┌─ SUPPLIED DATA

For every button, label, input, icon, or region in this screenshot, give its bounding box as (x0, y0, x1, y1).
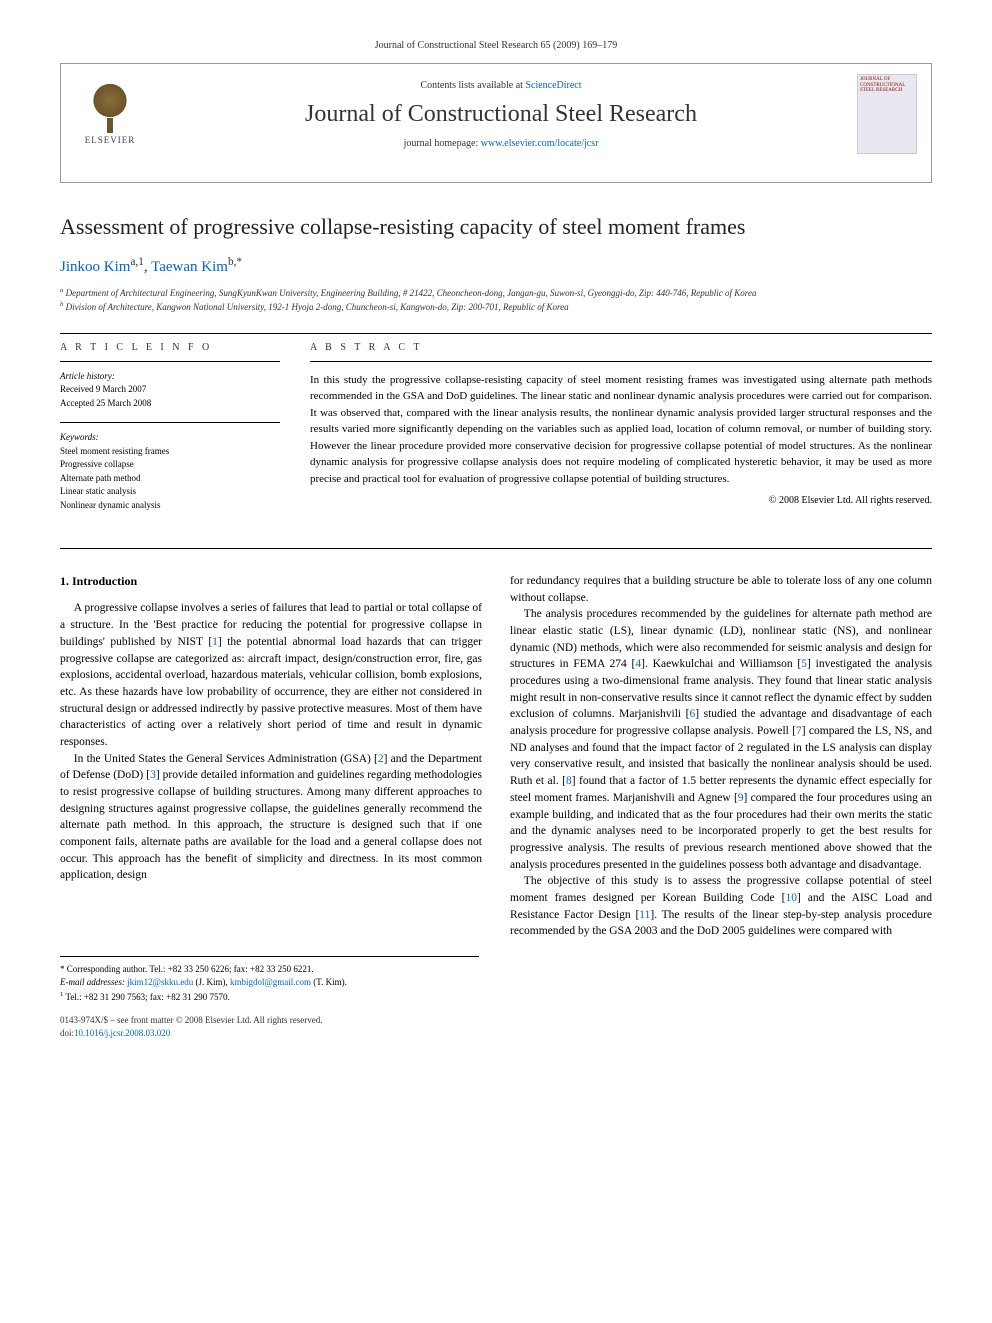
affil-text: Department of Architectural Engineering,… (66, 288, 757, 298)
keyword: Progressive collapse (60, 458, 280, 472)
author-list: Jinkoo Kima,1, Taewan Kimb,* (60, 256, 932, 276)
author-link[interactable]: Taewan Kim (151, 259, 228, 275)
keywords-label: Keywords: (60, 431, 280, 445)
affil-mark: b (60, 301, 63, 308)
keyword: Nonlinear dynamic analysis (60, 499, 280, 513)
info-abstract-row: A R T I C L E I N F O Article history: R… (60, 333, 932, 525)
tel-note: 1 Tel.: +82 31 290 7563; fax: +82 31 290… (60, 990, 479, 1005)
affil-mark: a (60, 287, 63, 294)
body-columns: 1. Introduction A progressive collapse i… (60, 573, 932, 940)
affiliation: b Division of Architecture, Kangwon Nati… (60, 300, 932, 315)
journal-cover-thumbnail: JOURNAL OF CONSTRUCTIONAL STEEL RESEARCH (857, 74, 917, 154)
paragraph: A progressive collapse involves a series… (60, 600, 482, 750)
author-link[interactable]: Jinkoo Kim (60, 259, 130, 275)
footnotes: * Corresponding author. Tel.: +82 33 250… (60, 956, 479, 1005)
contents-available: Contents lists available at ScienceDirec… (165, 80, 837, 91)
keywords-block: Keywords: Steel moment resisting frames … (60, 431, 280, 512)
article-title: Assessment of progressive collapse-resis… (60, 213, 932, 242)
keyword: Steel moment resisting frames (60, 445, 280, 459)
affiliation: a Department of Architectural Engineerin… (60, 286, 932, 301)
affil-text: Division of Architecture, Kangwon Nation… (66, 302, 569, 312)
section-number: 1. (60, 574, 69, 588)
section-rule (60, 548, 932, 549)
homepage-prefix: journal homepage: (404, 138, 481, 149)
paragraph: for redundancy requires that a building … (510, 573, 932, 606)
journal-title: Journal of Constructional Steel Research (165, 101, 837, 128)
page-footer: 0143-974X/$ – see front matter © 2008 El… (60, 1014, 932, 1039)
email-line: E-mail addresses: jkim12@skku.edu (J. Ki… (60, 976, 479, 990)
elsevier-tree-icon (85, 83, 135, 133)
keyword: Alternate path method (60, 472, 280, 486)
divider (60, 422, 280, 423)
accepted-date: Accepted 25 March 2008 (60, 397, 280, 411)
affiliations: a Department of Architectural Engineerin… (60, 286, 932, 315)
footnote-text: Tel.: +82 31 290 7563; fax: +82 31 290 7… (65, 992, 229, 1002)
received-date: Received 9 March 2007 (60, 383, 280, 397)
elsevier-logo: ELSEVIER (75, 74, 145, 154)
email-label: E-mail addresses: (60, 977, 125, 987)
left-column: 1. Introduction A progressive collapse i… (60, 573, 482, 940)
article-history: Article history: Received 9 March 2007 A… (60, 370, 280, 411)
abstract-text: In this study the progressive collapse-r… (310, 372, 932, 488)
publisher-name: ELSEVIER (85, 135, 136, 145)
email-name: (J. Kim), (195, 977, 227, 987)
section-heading: 1. Introduction (60, 573, 482, 590)
article-info-panel: A R T I C L E I N F O Article history: R… (60, 334, 280, 525)
sciencedirect-link[interactable]: ScienceDirect (525, 80, 581, 91)
abstract-heading: A B S T R A C T (310, 334, 932, 362)
page: Journal of Constructional Steel Research… (0, 0, 992, 1070)
section-title: Introduction (72, 574, 137, 588)
abstract-panel: A B S T R A C T In this study the progre… (310, 334, 932, 525)
corresponding-author-note: * Corresponding author. Tel.: +82 33 250… (60, 963, 479, 977)
doi-line: doi:10.1016/j.jcsr.2008.03.020 (60, 1027, 932, 1040)
keyword: Linear static analysis (60, 485, 280, 499)
abstract-copyright: © 2008 Elsevier Ltd. All rights reserved… (310, 495, 932, 506)
paragraph: In the United States the General Service… (60, 751, 482, 884)
doi-link[interactable]: 10.1016/j.jcsr.2008.03.020 (74, 1028, 170, 1038)
issn-line: 0143-974X/$ – see front matter © 2008 El… (60, 1014, 932, 1027)
footnote-text: Corresponding author. Tel.: +82 33 250 6… (67, 964, 314, 974)
doi-label: doi: (60, 1028, 74, 1038)
email-link[interactable]: kmbigdol@gmail.com (230, 977, 311, 987)
article-info-heading: A R T I C L E I N F O (60, 334, 280, 362)
email-link[interactable]: jkim12@skku.edu (127, 977, 193, 987)
homepage-line: journal homepage: www.elsevier.com/locat… (165, 138, 837, 149)
citation-line: Journal of Constructional Steel Research… (60, 40, 932, 51)
homepage-link[interactable]: www.elsevier.com/locate/jcsr (481, 138, 599, 149)
author-mark: b,* (228, 256, 242, 268)
author-mark: a,1 (130, 256, 143, 268)
paragraph: The objective of this study is to assess… (510, 873, 932, 940)
contents-prefix: Contents lists available at (420, 80, 525, 91)
right-column: for redundancy requires that a building … (510, 573, 932, 940)
history-label: Article history: (60, 370, 280, 384)
journal-header: ELSEVIER Contents lists available at Sci… (60, 63, 932, 183)
email-name: (T. Kim). (313, 977, 347, 987)
paragraph: The analysis procedures recommended by t… (510, 606, 932, 873)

└─

PROMPT:
Reproduce every row above word for word, but leave out any pictures.

TASK ANSWER:
For every button, label, input, icon, or region in this screenshot, give its bounding box as (x0, y0, x1, y1).
affil-text: Department of Architectural Engineering,… (66, 288, 757, 298)
keyword: Progressive collapse (60, 458, 280, 472)
author-list: Jinkoo Kima,1, Taewan Kimb,* (60, 256, 932, 276)
author-link[interactable]: Taewan Kim (151, 259, 228, 275)
keywords-label: Keywords: (60, 431, 280, 445)
affil-mark: b (60, 301, 63, 308)
keyword: Nonlinear dynamic analysis (60, 499, 280, 513)
info-abstract-row: A R T I C L E I N F O Article history: R… (60, 333, 932, 525)
tel-note: 1 Tel.: +82 31 290 7563; fax: +82 31 290… (60, 990, 479, 1005)
affil-mark: a (60, 287, 63, 294)
body-columns: 1. Introduction A progressive collapse i… (60, 573, 932, 940)
affiliation: b Division of Architecture, Kangwon Nati… (60, 300, 932, 315)
journal-cover-thumbnail: JOURNAL OF CONSTRUCTIONAL STEEL RESEARCH (857, 74, 917, 154)
paragraph: A progressive collapse involves a series… (60, 600, 482, 750)
author-link[interactable]: Jinkoo Kim (60, 259, 130, 275)
footnotes: * Corresponding author. Tel.: +82 33 250… (60, 956, 479, 1005)
contents-available: Contents lists available at ScienceDirec… (165, 80, 837, 91)
keywords-block: Keywords: Steel moment resisting frames … (60, 431, 280, 512)
article-title: Assessment of progressive collapse-resis… (60, 213, 932, 242)
keyword: Steel moment resisting frames (60, 445, 280, 459)
affiliation: a Department of Architectural Engineerin… (60, 286, 932, 301)
affil-text: Division of Architecture, Kangwon Nation… (66, 302, 569, 312)
section-number: 1. (60, 574, 69, 588)
section-rule (60, 548, 932, 549)
homepage-prefix: journal homepage: (404, 138, 481, 149)
paragraph: for redundancy requires that a building … (510, 573, 932, 606)
journal-title: Journal of Constructional Steel Research (165, 101, 837, 128)
page-footer: 0143-974X/$ – see front matter © 2008 El… (60, 1014, 932, 1039)
email-line: E-mail addresses: jkim12@skku.edu (J. Ki… (60, 976, 479, 990)
elsevier-tree-icon (85, 83, 135, 133)
keyword: Alternate path method (60, 472, 280, 486)
divider (60, 422, 280, 423)
accepted-date: Accepted 25 March 2008 (60, 397, 280, 411)
affiliations: a Department of Architectural Engineerin… (60, 286, 932, 315)
footnote-text: Tel.: +82 31 290 7563; fax: +82 31 290 7… (65, 992, 229, 1002)
received-date: Received 9 March 2007 (60, 383, 280, 397)
elsevier-logo: ELSEVIER (75, 74, 145, 154)
email-label: E-mail addresses: (60, 977, 125, 987)
left-column: 1. Introduction A progressive collapse i… (60, 573, 482, 940)
article-history: Article history: Received 9 March 2007 A… (60, 370, 280, 411)
abstract-text: In this study the progressive collapse-r… (310, 372, 932, 488)
publisher-name: ELSEVIER (85, 135, 136, 145)
email-name: (J. Kim), (195, 977, 227, 987)
section-heading: 1. Introduction (60, 573, 482, 590)
article-info-panel: A R T I C L E I N F O Article history: R… (60, 334, 280, 525)
sciencedirect-link[interactable]: ScienceDirect (525, 80, 581, 91)
abstract-heading: A B S T R A C T (310, 334, 932, 362)
page: Journal of Constructional Steel Research… (0, 0, 992, 1070)
section-title: Introduction (72, 574, 137, 588)
abstract-panel: A B S T R A C T In this study the progre… (310, 334, 932, 525)
corresponding-author-note: * Corresponding author. Tel.: +82 33 250… (60, 963, 479, 977)
doi-line: doi:10.1016/j.jcsr.2008.03.020 (60, 1027, 932, 1040)
keyword: Linear static analysis (60, 485, 280, 499)
abstract-copyright: © 2008 Elsevier Ltd. All rights reserved… (310, 495, 932, 506)
paragraph: In the United States the General Service… (60, 751, 482, 884)
doi-link[interactable]: 10.1016/j.jcsr.2008.03.020 (74, 1028, 170, 1038)
issn-line: 0143-974X/$ – see front matter © 2008 El… (60, 1014, 932, 1027)
footnote-text: Corresponding author. Tel.: +82 33 250 6… (67, 964, 314, 974)
doi-label: doi: (60, 1028, 74, 1038)
email-link[interactable]: kmbigdol@gmail.com (230, 977, 311, 987)
article-info-heading: A R T I C L E I N F O (60, 334, 280, 362)
email-link[interactable]: jkim12@skku.edu (127, 977, 193, 987)
homepage-line: journal homepage: www.elsevier.com/locat… (165, 138, 837, 149)
citation-line: Journal of Constructional Steel Research… (60, 40, 932, 51)
homepage-link[interactable]: www.elsevier.com/locate/jcsr (481, 138, 599, 149)
author-mark: b,* (228, 256, 242, 268)
author-mark: a,1 (130, 256, 143, 268)
paragraph: The objective of this study is to assess… (510, 873, 932, 940)
contents-prefix: Contents lists available at (420, 80, 525, 91)
right-column: for redundancy requires that a building … (510, 573, 932, 940)
history-label: Article history: (60, 370, 280, 384)
journal-header: ELSEVIER Contents lists available at Sci… (60, 63, 932, 183)
email-name: (T. Kim). (313, 977, 347, 987)
paragraph: The analysis procedures recommended by t… (510, 606, 932, 873)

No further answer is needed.